◆ Task goal ◆
Reproduce every entry exactly and leave its pictures out.

Stored data entries:

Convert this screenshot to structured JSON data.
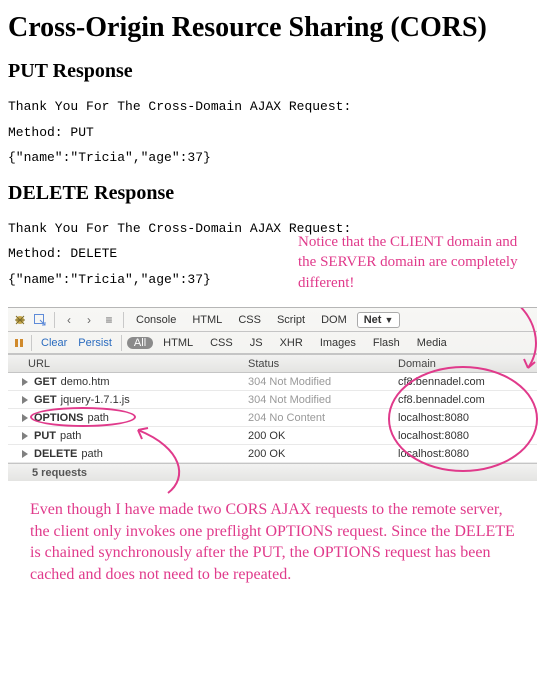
{
  "title": "Cross-Origin Resource Sharing (CORS)",
  "sections": {
    "put": {
      "heading": "PUT Response",
      "thanks": "Thank You For The Cross-Domain AJAX Request:",
      "method": "Method: PUT",
      "body": "{\"name\":\"Tricia\",\"age\":37}"
    },
    "delete": {
      "heading": "DELETE Response",
      "thanks": "Thank You For The Cross-Domain AJAX Request:",
      "method": "Method: DELETE",
      "body": "{\"name\":\"Tricia\",\"age\":37}"
    }
  },
  "devtools": {
    "main_tabs": [
      "Console",
      "HTML",
      "CSS",
      "Script",
      "DOM"
    ],
    "net_tab": "Net",
    "row2_btns": [
      "Clear",
      "Persist"
    ],
    "filters": [
      "All",
      "HTML",
      "CSS",
      "JS",
      "XHR",
      "Images",
      "Flash",
      "Media"
    ],
    "filter_selected": "All",
    "columns": {
      "url": "URL",
      "status": "Status",
      "domain": "Domain"
    },
    "rows": [
      {
        "method": "GET",
        "url": "demo.htm",
        "status": "304 Not Modified",
        "status_gray": true,
        "domain": "cf8.bennadel.com"
      },
      {
        "method": "GET",
        "url": "jquery-1.7.1.js",
        "status": "304 Not Modified",
        "status_gray": true,
        "domain": "cf8.bennadel.com"
      },
      {
        "method": "OPTIONS",
        "url": "path",
        "status": "204 No Content",
        "status_gray": true,
        "domain": "localhost:8080"
      },
      {
        "method": "PUT",
        "url": "path",
        "status": "200 OK",
        "status_gray": false,
        "domain": "localhost:8080"
      },
      {
        "method": "DELETE",
        "url": "path",
        "status": "200 OK",
        "status_gray": false,
        "domain": "localhost:8080"
      }
    ],
    "summary": "5 requests"
  },
  "annotations": {
    "top": "Notice that the CLIENT domain and the SERVER domain are completely different!",
    "bottom": "Even though I have made two CORS AJAX requests to the remote server, the client only invokes one preflight OPTIONS request. Since the DELETE is chained synchronously after the PUT, the OPTIONS request has been cached and does not need to be repeated."
  }
}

◆ Solved exercise ◆
Convert this screenshot to structured JSON data.
{
  "title": "Cross-Origin Resource Sharing (CORS)",
  "sections": {
    "put": {
      "heading": "PUT Response",
      "thanks": "Thank You For The Cross-Domain AJAX Request:",
      "method": "Method: PUT",
      "body": "{\"name\":\"Tricia\",\"age\":37}"
    },
    "delete": {
      "heading": "DELETE Response",
      "thanks": "Thank You For The Cross-Domain AJAX Request:",
      "method": "Method: DELETE",
      "body": "{\"name\":\"Tricia\",\"age\":37}"
    }
  },
  "devtools": {
    "main_tabs": [
      "Console",
      "HTML",
      "CSS",
      "Script",
      "DOM"
    ],
    "net_tab": "Net",
    "row2_btns": [
      "Clear",
      "Persist"
    ],
    "filters": [
      "All",
      "HTML",
      "CSS",
      "JS",
      "XHR",
      "Images",
      "Flash",
      "Media"
    ],
    "filter_selected": "All",
    "columns": {
      "url": "URL",
      "status": "Status",
      "domain": "Domain"
    },
    "rows": [
      {
        "method": "GET",
        "url": "demo.htm",
        "status": "304 Not Modified",
        "status_gray": true,
        "domain": "cf8.bennadel.com"
      },
      {
        "method": "GET",
        "url": "jquery-1.7.1.js",
        "status": "304 Not Modified",
        "status_gray": true,
        "domain": "cf8.bennadel.com"
      },
      {
        "method": "OPTIONS",
        "url": "path",
        "status": "204 No Content",
        "status_gray": true,
        "domain": "localhost:8080"
      },
      {
        "method": "PUT",
        "url": "path",
        "status": "200 OK",
        "status_gray": false,
        "domain": "localhost:8080"
      },
      {
        "method": "DELETE",
        "url": "path",
        "status": "200 OK",
        "status_gray": false,
        "domain": "localhost:8080"
      }
    ],
    "summary": "5 requests"
  },
  "annotations": {
    "top": "Notice that the CLIENT domain and the SERVER domain are completely different!",
    "bottom": "Even though I have made two CORS AJAX requests to the remote server, the client only invokes one preflight OPTIONS request. Since the DELETE is chained synchronously after the PUT, the OPTIONS request has been cached and does not need to be repeated."
  }
}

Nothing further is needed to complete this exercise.